## WHAT NEEDS TO BE DONE
Going through the material below, please gather all lines with the word "this" in them.

────

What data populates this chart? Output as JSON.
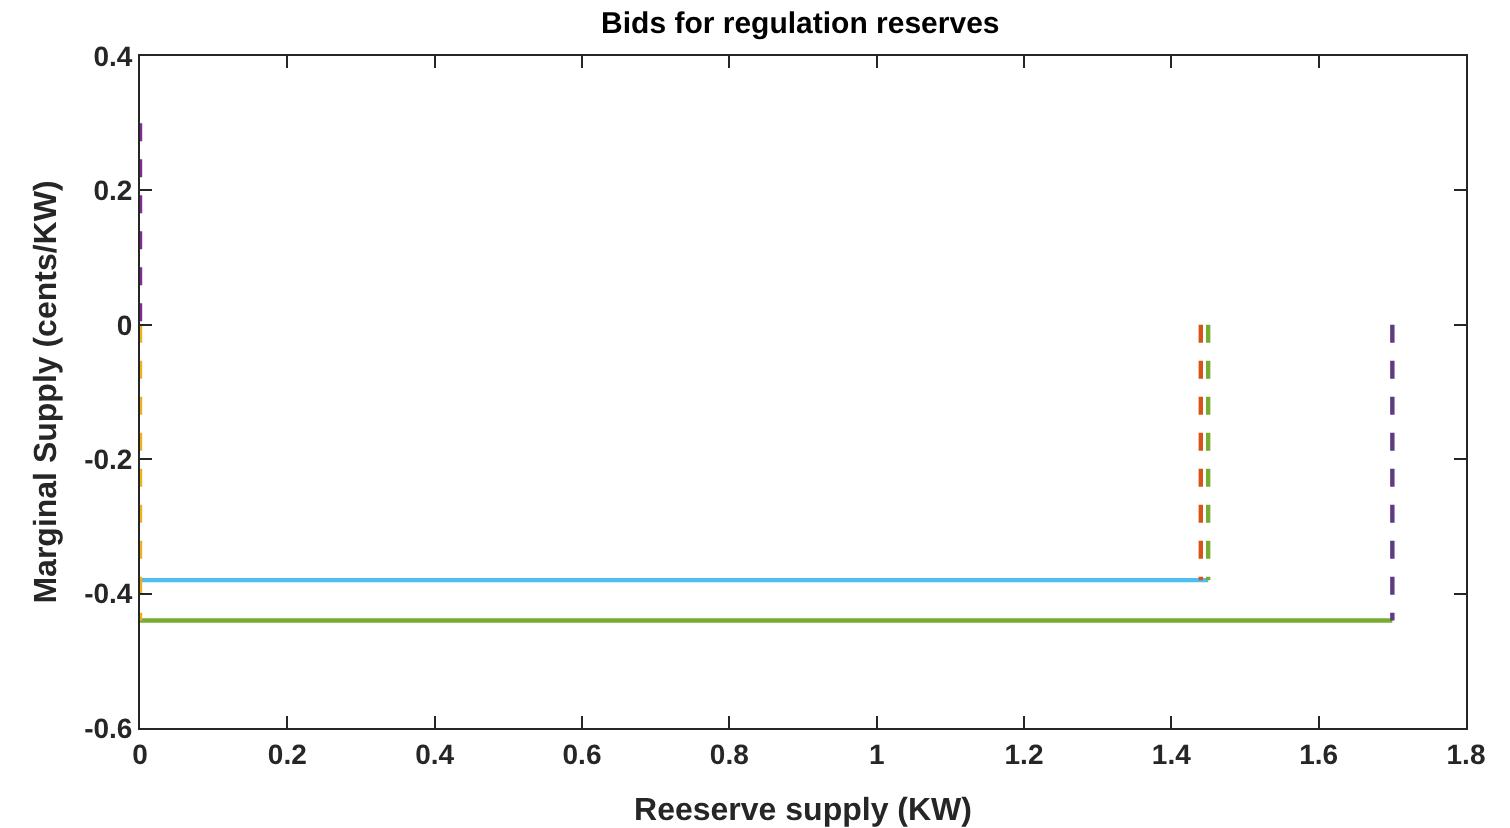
{
  "chart_data": {
    "type": "line",
    "title": "Bids for regulation reserves",
    "xlabel": "Reeserve supply (KW)",
    "ylabel": "Marginal Supply (cents/KW)",
    "xlim": [
      0,
      1.8
    ],
    "xticks": [
      0,
      0.2,
      0.4,
      0.6,
      0.8,
      1,
      1.2,
      1.4,
      1.6,
      1.8
    ],
    "ylim": [
      -0.6,
      0.4
    ],
    "yticks": [
      -0.6,
      -0.4,
      -0.2,
      0,
      0.2,
      0.4
    ],
    "grid": false,
    "marker": "none",
    "series": [
      {
        "color": "#4dbeee",
        "x": [
          0,
          1.45
        ],
        "values": [
          -0.38,
          -0.38
        ],
        "line_style": "solid"
      },
      {
        "color": "#77ac30",
        "x": [
          0,
          1.7
        ],
        "values": [
          -0.44,
          -0.44
        ],
        "line_style": "solid"
      },
      {
        "color": "#edb120",
        "x": [
          0,
          0
        ],
        "values": [
          0,
          -0.44
        ],
        "line_style": "dashed"
      },
      {
        "color": "#7e2f8e",
        "x": [
          0,
          0
        ],
        "values": [
          0.3,
          0
        ],
        "line_style": "dashed"
      },
      {
        "color": "#d95319",
        "x": [
          1.44,
          1.44
        ],
        "values": [
          0,
          -0.38
        ],
        "line_style": "dashed"
      },
      {
        "color": "#77ac30",
        "x": [
          1.45,
          1.45
        ],
        "values": [
          0,
          -0.38
        ],
        "line_style": "dashed"
      },
      {
        "color": "#5e3c82",
        "x": [
          1.7,
          1.7
        ],
        "values": [
          0,
          -0.44
        ],
        "line_style": "dashed"
      }
    ]
  }
}
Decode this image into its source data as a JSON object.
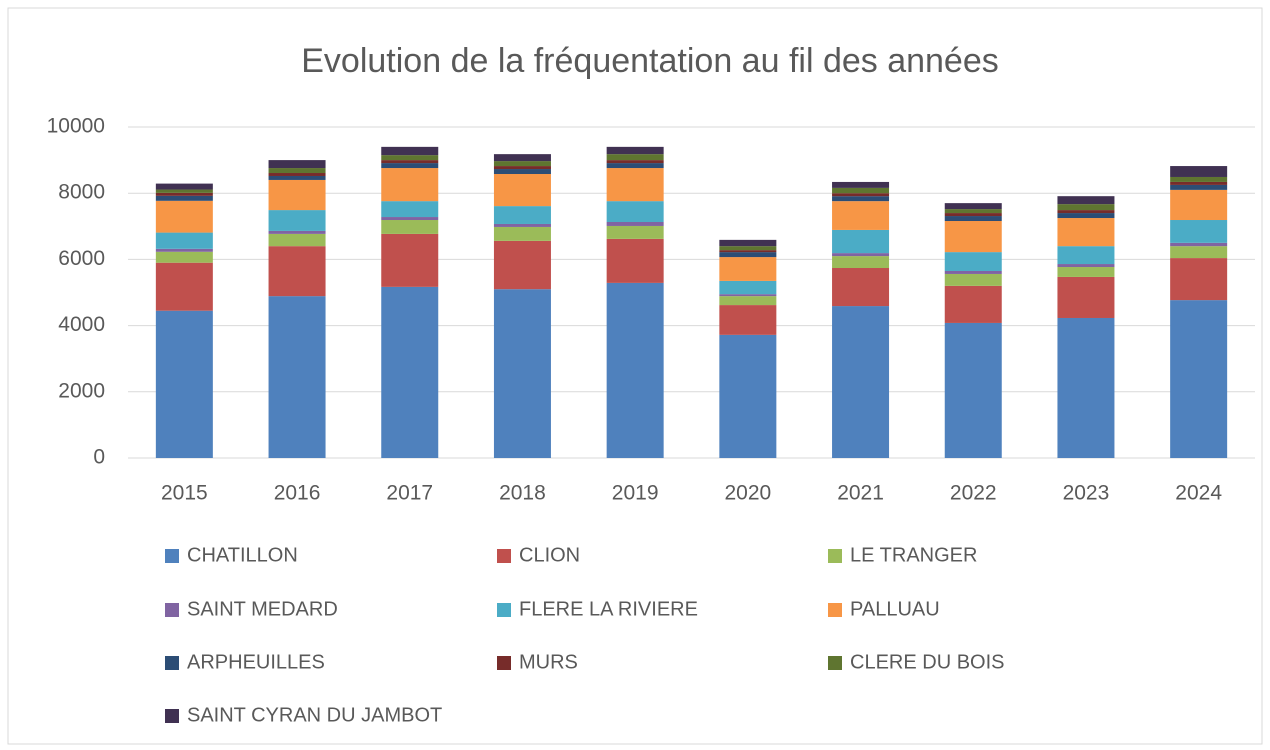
{
  "chart_data": {
    "type": "stacked_bar",
    "title": "Evolution de la fréquentation au fil des années",
    "categories": [
      "2015",
      "2016",
      "2017",
      "2018",
      "2019",
      "2020",
      "2021",
      "2022",
      "2023",
      "2024"
    ],
    "series": [
      {
        "name": "CHATILLON",
        "color": "#4f81bd",
        "values": [
          4450,
          4890,
          5170,
          5100,
          5290,
          3720,
          4590,
          4080,
          4230,
          4770
        ]
      },
      {
        "name": "CLION",
        "color": "#c0504d",
        "values": [
          1450,
          1510,
          1600,
          1460,
          1330,
          900,
          1150,
          1120,
          1240,
          1270
        ]
      },
      {
        "name": "LE TRANGER",
        "color": "#9bbb59",
        "values": [
          330,
          370,
          420,
          420,
          390,
          270,
          360,
          360,
          300,
          360
        ]
      },
      {
        "name": "SAINT MEDARD",
        "color": "#8064a2",
        "values": [
          90,
          90,
          90,
          90,
          120,
          60,
          90,
          90,
          90,
          100
        ]
      },
      {
        "name": "FLERE LA RIVIERE",
        "color": "#4bacc6",
        "values": [
          490,
          630,
          480,
          540,
          630,
          400,
          700,
          570,
          540,
          690
        ]
      },
      {
        "name": "PALLUAU",
        "color": "#f79646",
        "values": [
          960,
          910,
          1000,
          970,
          1000,
          720,
          870,
          940,
          850,
          910
        ]
      },
      {
        "name": "ARPHEUILLES",
        "color": "#2c4d75",
        "values": [
          150,
          120,
          150,
          150,
          150,
          150,
          150,
          150,
          150,
          150
        ]
      },
      {
        "name": "MURS",
        "color": "#772c2a",
        "values": [
          90,
          90,
          90,
          90,
          90,
          60,
          90,
          90,
          90,
          90
        ]
      },
      {
        "name": "CLERE DU BOIS",
        "color": "#5f7530",
        "values": [
          100,
          150,
          150,
          150,
          180,
          120,
          160,
          120,
          180,
          150
        ]
      },
      {
        "name": "SAINT CYRAN DU JAMBOT",
        "color": "#403152",
        "values": [
          180,
          240,
          250,
          210,
          220,
          190,
          180,
          180,
          240,
          330
        ]
      }
    ],
    "ylim": [
      0,
      10000
    ],
    "yticks": [
      0,
      2000,
      4000,
      6000,
      8000,
      10000
    ],
    "grid": true
  }
}
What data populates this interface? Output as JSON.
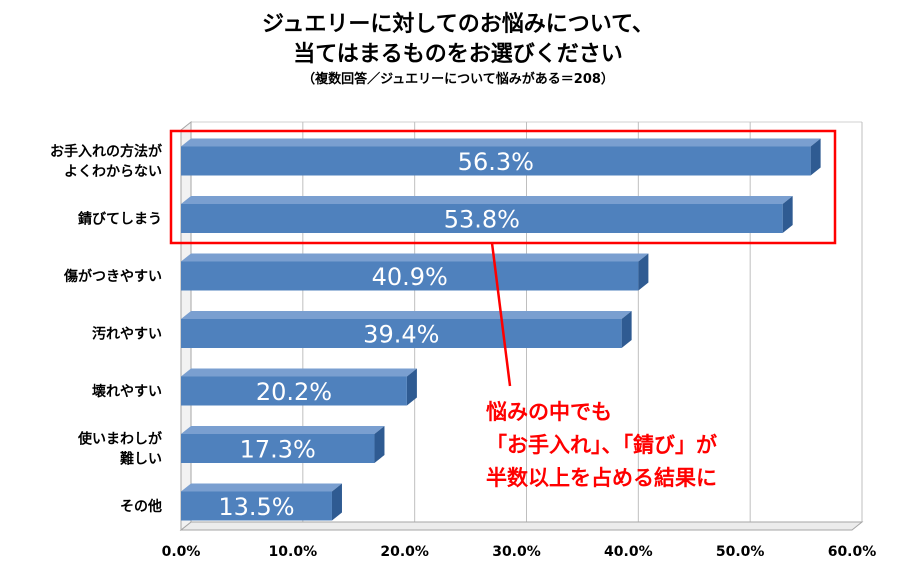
{
  "title": {
    "line1": "ジュエリーに対してのお悩みについて、",
    "line2": "当てはまるものをお選びください",
    "subtitle": "（複数回答／ジュエリーについて悩みがある＝208）"
  },
  "chart_data": {
    "type": "bar",
    "orientation": "horizontal",
    "categories": [
      [
        "お手入れの方法が",
        "よくわからない"
      ],
      [
        "錆びてしまう"
      ],
      [
        "傷がつきやすい"
      ],
      [
        "汚れやすい"
      ],
      [
        "壊れやすい"
      ],
      [
        "使いまわしが",
        "難しい"
      ],
      [
        "その他"
      ]
    ],
    "values": [
      56.3,
      53.8,
      40.9,
      39.4,
      20.2,
      17.3,
      13.5
    ],
    "value_labels": [
      "56.3%",
      "53.8%",
      "40.9%",
      "39.4%",
      "20.2%",
      "17.3%",
      "13.5%"
    ],
    "xlim": [
      0,
      60
    ],
    "ticks": [
      0,
      10,
      20,
      30,
      40,
      50,
      60
    ],
    "tick_labels": [
      "0.0%",
      "10.0%",
      "20.0%",
      "30.0%",
      "40.0%",
      "50.0%",
      "60.0%"
    ],
    "grid": true,
    "bar_color": "#4f81bd",
    "highlighted_categories": [
      0,
      1
    ]
  },
  "callout": {
    "line1": "悩みの中でも",
    "line2": "「お手入れ」、「錆び」が",
    "line3": "半数以上を占める結果に",
    "color": "#ff0000"
  }
}
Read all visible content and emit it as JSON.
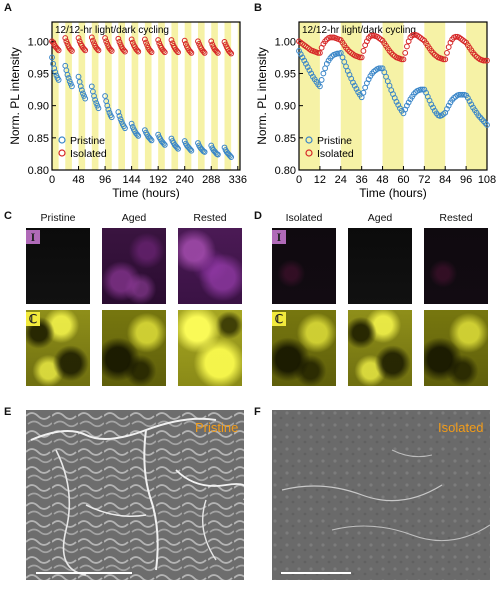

────

## TASK SOLUTION
What data populates this chart? Output as JSON.
Decode this image into its source data as a JSON object.
What data populates this interface? Output as JSON.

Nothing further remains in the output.